Entrées enregistrées
□ □ □

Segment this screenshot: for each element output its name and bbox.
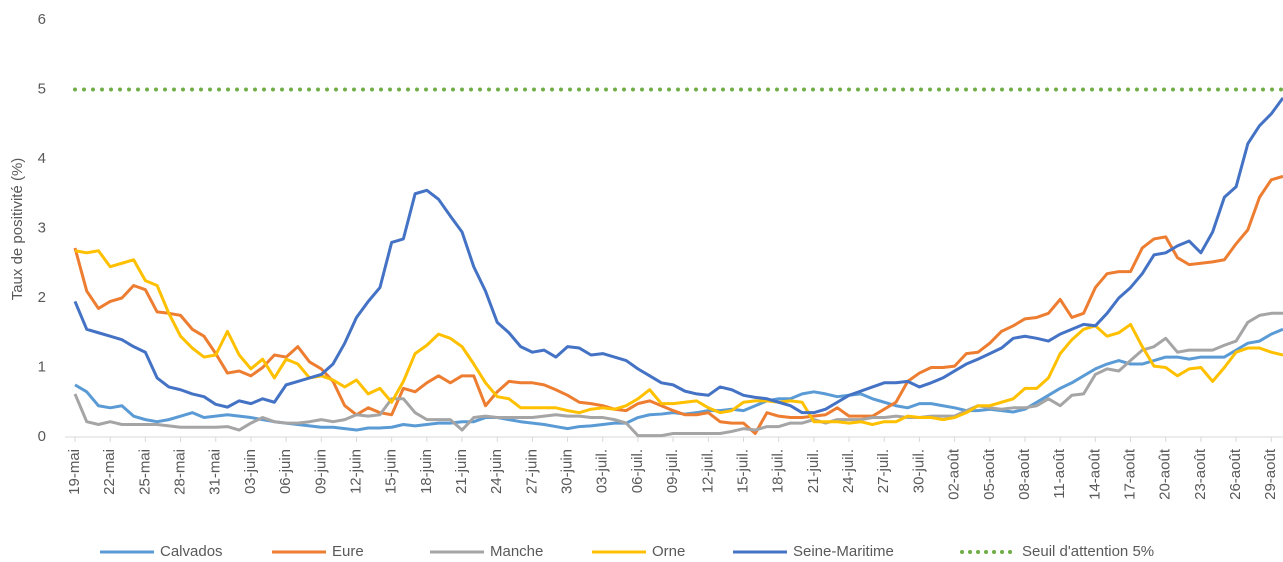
x-tick-label: 23-août	[1192, 448, 1209, 500]
series-line	[73, 174, 1283, 436]
x-tick-label: 12-juil.	[699, 449, 716, 493]
x-tick-label: 02-août	[946, 448, 963, 500]
x-tick-label: 20-août	[1157, 448, 1174, 500]
x-tick-label: 06-juil.	[629, 449, 646, 493]
y-tick-label: 0	[38, 428, 46, 445]
legend-label: Seine-Maritime	[793, 543, 894, 560]
x-tick-label: 09-juil.	[664, 449, 681, 493]
y-tick-label: 5	[38, 80, 46, 97]
y-tick-label: 2	[38, 289, 46, 306]
y-tick-label: 4	[38, 150, 46, 167]
series-line	[74, 249, 1283, 426]
y-tick-label: 1	[38, 358, 46, 375]
x-tick-label: 21-juil.	[805, 449, 822, 493]
x-tick-label: 15-juin	[383, 449, 400, 494]
x-tick-label: 08-août	[1016, 448, 1033, 500]
y-axis-label: Taux de positivité (%)	[9, 158, 26, 301]
x-tick-label: 28-mai	[172, 449, 189, 495]
legend-label: Manche	[490, 543, 543, 560]
x-tick-label: 18-juin	[418, 449, 435, 494]
x-tick-label: 14-août	[1086, 448, 1103, 500]
series-line	[74, 327, 1283, 432]
y-tick-label: 6	[38, 11, 46, 28]
x-tick-label: 26-août	[1227, 448, 1244, 500]
x-tick-label: 03-juin	[242, 449, 259, 494]
x-tick-label: 25-mai	[136, 449, 153, 495]
x-tick-label: 21-juin	[453, 449, 470, 494]
x-tick-label: 03-juil.	[594, 449, 611, 493]
x-tick-label: 18-juil.	[770, 449, 787, 493]
legend-label: Seuil d'attention 5%	[1022, 543, 1154, 560]
x-tick-label: 30-juin	[559, 449, 576, 494]
series-line	[73, 311, 1283, 438]
x-tick-label: 24-juin	[488, 449, 505, 494]
x-tick-label: 27-juin	[523, 449, 540, 494]
legend-label: Calvados	[160, 543, 223, 560]
series-line	[73, 96, 1283, 415]
x-tick-label: 12-juin	[347, 449, 364, 494]
x-tick-label: 19-mai	[66, 449, 83, 495]
x-tick-label: 15-juil.	[734, 449, 751, 493]
y-tick-label: 3	[38, 219, 46, 236]
x-tick-label: 24-juil.	[840, 449, 857, 493]
x-tick-label: 31-mai	[207, 449, 224, 495]
x-tick-label: 27-juil.	[875, 449, 892, 493]
x-tick-label: 17-août	[1122, 448, 1139, 500]
x-tick-label: 05-août	[981, 448, 998, 500]
x-tick-label: 09-juin	[312, 449, 329, 494]
x-tick-label: 06-juin	[277, 449, 294, 494]
legend-label: Orne	[652, 543, 685, 560]
x-tick-label: 22-mai	[101, 449, 118, 495]
x-tick-label: 30-juil.	[910, 449, 927, 493]
x-tick-label: 29-août	[1262, 448, 1279, 500]
x-tick-label: 11-août	[1051, 448, 1068, 499]
legend-label: Eure	[332, 543, 364, 560]
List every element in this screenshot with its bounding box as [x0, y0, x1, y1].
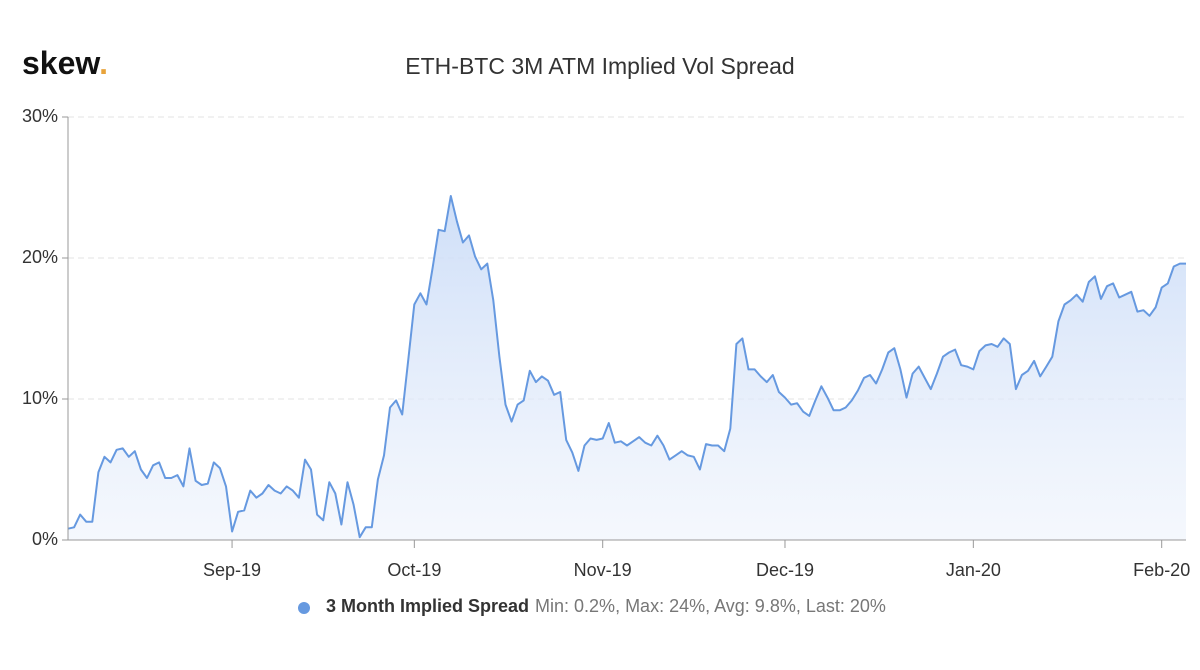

□ □ □

Énoncé de l'exercice - Modifiez les lignes situées entre celle qui contient "448, 1209, 500]" et celle qui contient "448, 1033, 500]", toutes deux incluses, en remplaçant "series-line" par "line-series" sans rien changer d'autre, puis recopiez-les.

Corrigé rédigé -
x-tick-label: 23-août	[1192, 448, 1209, 500]
line-series	[73, 174, 1283, 436]
x-tick-label: 12-juil.	[699, 449, 716, 493]
x-tick-label: 02-août	[946, 448, 963, 500]
x-tick-label: 20-août	[1157, 448, 1174, 500]
x-tick-label: 06-juil.	[629, 449, 646, 493]
y-tick-label: 0	[38, 428, 46, 445]
legend-label: Seine-Maritime	[793, 543, 894, 560]
x-tick-label: 09-juil.	[664, 449, 681, 493]
y-tick-label: 5	[38, 80, 46, 97]
y-tick-label: 2	[38, 289, 46, 306]
y-tick-label: 4	[38, 150, 46, 167]
line-series	[74, 249, 1283, 426]
y-tick-label: 1	[38, 358, 46, 375]
x-tick-label: 21-juil.	[805, 449, 822, 493]
x-tick-label: 15-juin	[383, 449, 400, 494]
x-tick-label: 08-août	[1016, 448, 1033, 500]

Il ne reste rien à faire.